What to work on. Repeat the listing in full, exactly as it stands.

Rows from a dataset:
-*-*-

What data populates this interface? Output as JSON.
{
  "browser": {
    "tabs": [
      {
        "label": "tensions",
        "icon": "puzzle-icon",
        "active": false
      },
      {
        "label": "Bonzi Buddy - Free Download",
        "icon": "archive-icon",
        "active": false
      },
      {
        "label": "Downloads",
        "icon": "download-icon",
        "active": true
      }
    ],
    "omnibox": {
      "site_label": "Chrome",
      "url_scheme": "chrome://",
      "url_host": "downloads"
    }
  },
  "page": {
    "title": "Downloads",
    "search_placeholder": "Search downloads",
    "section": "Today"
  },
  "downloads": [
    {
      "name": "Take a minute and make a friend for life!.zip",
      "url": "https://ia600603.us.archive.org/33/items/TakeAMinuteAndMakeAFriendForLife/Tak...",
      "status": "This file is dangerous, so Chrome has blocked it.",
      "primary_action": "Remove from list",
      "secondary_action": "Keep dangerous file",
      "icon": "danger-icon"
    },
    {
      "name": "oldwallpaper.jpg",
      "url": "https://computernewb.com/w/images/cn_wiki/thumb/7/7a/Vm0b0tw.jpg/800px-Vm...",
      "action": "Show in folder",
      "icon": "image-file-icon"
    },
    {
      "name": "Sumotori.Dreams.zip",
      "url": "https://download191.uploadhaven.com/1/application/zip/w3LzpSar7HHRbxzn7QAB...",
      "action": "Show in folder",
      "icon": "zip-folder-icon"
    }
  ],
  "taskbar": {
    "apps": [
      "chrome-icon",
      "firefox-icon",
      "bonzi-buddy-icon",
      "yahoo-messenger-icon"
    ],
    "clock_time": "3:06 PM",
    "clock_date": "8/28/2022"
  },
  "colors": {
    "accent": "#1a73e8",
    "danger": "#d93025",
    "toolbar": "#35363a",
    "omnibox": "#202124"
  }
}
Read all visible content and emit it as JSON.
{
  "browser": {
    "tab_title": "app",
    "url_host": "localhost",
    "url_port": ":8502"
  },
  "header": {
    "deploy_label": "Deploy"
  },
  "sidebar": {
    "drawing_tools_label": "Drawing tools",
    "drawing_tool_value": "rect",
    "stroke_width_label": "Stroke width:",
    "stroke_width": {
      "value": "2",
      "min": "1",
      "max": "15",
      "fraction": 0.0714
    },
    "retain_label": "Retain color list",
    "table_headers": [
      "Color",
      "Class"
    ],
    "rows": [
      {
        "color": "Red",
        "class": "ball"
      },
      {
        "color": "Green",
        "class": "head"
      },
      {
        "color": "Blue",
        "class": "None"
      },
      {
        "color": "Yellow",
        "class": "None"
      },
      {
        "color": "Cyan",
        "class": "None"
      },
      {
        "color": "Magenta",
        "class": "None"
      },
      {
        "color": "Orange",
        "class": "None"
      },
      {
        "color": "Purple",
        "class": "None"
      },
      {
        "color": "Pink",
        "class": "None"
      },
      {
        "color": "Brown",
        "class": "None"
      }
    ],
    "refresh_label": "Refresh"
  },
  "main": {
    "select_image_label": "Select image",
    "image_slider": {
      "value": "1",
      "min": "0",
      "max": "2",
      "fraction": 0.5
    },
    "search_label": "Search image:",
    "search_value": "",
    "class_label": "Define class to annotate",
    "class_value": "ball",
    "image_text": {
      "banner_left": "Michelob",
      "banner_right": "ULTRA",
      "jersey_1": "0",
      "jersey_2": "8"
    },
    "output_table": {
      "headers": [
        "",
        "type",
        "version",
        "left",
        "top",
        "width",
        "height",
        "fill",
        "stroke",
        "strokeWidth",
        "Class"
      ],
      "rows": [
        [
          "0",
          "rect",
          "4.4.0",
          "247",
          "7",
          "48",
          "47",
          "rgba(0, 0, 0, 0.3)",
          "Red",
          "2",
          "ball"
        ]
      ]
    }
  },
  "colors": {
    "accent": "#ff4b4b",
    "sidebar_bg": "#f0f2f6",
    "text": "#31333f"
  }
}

-*-*-

The reply.
What data populates this interface? Output as JSON.
{
  "browser": {
    "tabs": [
      {
        "label": "tensions",
        "icon": "puzzle-icon",
        "active": false
      },
      {
        "label": "Bonzi Buddy - Free Download",
        "icon": "archive-icon",
        "active": false
      },
      {
        "label": "Downloads",
        "icon": "download-icon",
        "active": true
      }
    ],
    "omnibox": {
      "site_label": "Chrome",
      "url_scheme": "chrome://",
      "url_host": "downloads"
    }
  },
  "page": {
    "title": "Downloads",
    "search_placeholder": "Search downloads",
    "section": "Today"
  },
  "downloads": [
    {
      "name": "Take a minute and make a friend for life!.zip",
      "url": "https://ia600603.us.archive.org/33/items/TakeAMinuteAndMakeAFriendForLife/Tak...",
      "status": "This file is dangerous, so Chrome has blocked it.",
      "primary_action": "Remove from list",
      "secondary_action": "Keep dangerous file",
      "icon": "danger-icon"
    },
    {
      "name": "oldwallpaper.jpg",
      "url": "https://computernewb.com/w/images/cn_wiki/thumb/7/7a/Vm0b0tw.jpg/800px-Vm...",
      "action": "Show in folder",
      "icon": "image-file-icon"
    },
    {
      "name": "Sumotori.Dreams.zip",
      "url": "https://download191.uploadhaven.com/1/application/zip/w3LzpSar7HHRbxzn7QAB...",
      "action": "Show in folder",
      "icon": "zip-folder-icon"
    }
  ],
  "taskbar": {
    "apps": [
      "chrome-icon",
      "firefox-icon",
      "bonzi-buddy-icon",
      "yahoo-messenger-icon"
    ],
    "clock_time": "3:06 PM",
    "clock_date": "8/28/2022"
  },
  "colors": {
    "accent": "#1a73e8",
    "danger": "#d93025",
    "toolbar": "#35363a",
    "omnibox": "#202124"
  }
}
Read all visible content and emit it as JSON.
{
  "browser": {
    "tab_title": "app",
    "url_host": "localhost",
    "url_port": ":8502"
  },
  "header": {
    "deploy_label": "Deploy"
  },
  "sidebar": {
    "drawing_tools_label": "Drawing tools",
    "drawing_tool_value": "rect",
    "stroke_width_label": "Stroke width:",
    "stroke_width": {
      "value": "2",
      "min": "1",
      "max": "15",
      "fraction": 0.0714
    },
    "retain_label": "Retain color list",
    "table_headers": [
      "Color",
      "Class"
    ],
    "rows": [
      {
        "color": "Red",
        "class": "ball"
      },
      {
        "color": "Green",
        "class": "head"
      },
      {
        "color": "Blue",
        "class": "None"
      },
      {
        "color": "Yellow",
        "class": "None"
      },
      {
        "color": "Cyan",
        "class": "None"
      },
      {
        "color": "Magenta",
        "class": "None"
      },
      {
        "color": "Orange",
        "class": "None"
      },
      {
        "color": "Purple",
        "class": "None"
      },
      {
        "color": "Pink",
        "class": "None"
      },
      {
        "color": "Brown",
        "class": "None"
      }
    ],
    "refresh_label": "Refresh"
  },
  "main": {
    "select_image_label": "Select image",
    "image_slider": {
      "value": "1",
      "min": "0",
      "max": "2",
      "fraction": 0.5
    },
    "search_label": "Search image:",
    "search_value": "",
    "class_label": "Define class to annotate",
    "class_value": "ball",
    "image_text": {
      "banner_left": "Michelob",
      "banner_right": "ULTRA",
      "jersey_1": "0",
      "jersey_2": "8"
    },
    "output_table": {
      "headers": [
        "",
        "type",
        "version",
        "left",
        "top",
        "width",
        "height",
        "fill",
        "stroke",
        "strokeWidth",
        "Class"
      ],
      "rows": [
        [
          "0",
          "rect",
          "4.4.0",
          "247",
          "7",
          "48",
          "47",
          "rgba(0, 0, 0, 0.3)",
          "Red",
          "2",
          "ball"
        ]
      ]
    }
  },
  "colors": {
    "accent": "#ff4b4b",
    "sidebar_bg": "#f0f2f6",
    "text": "#31333f"
  }
}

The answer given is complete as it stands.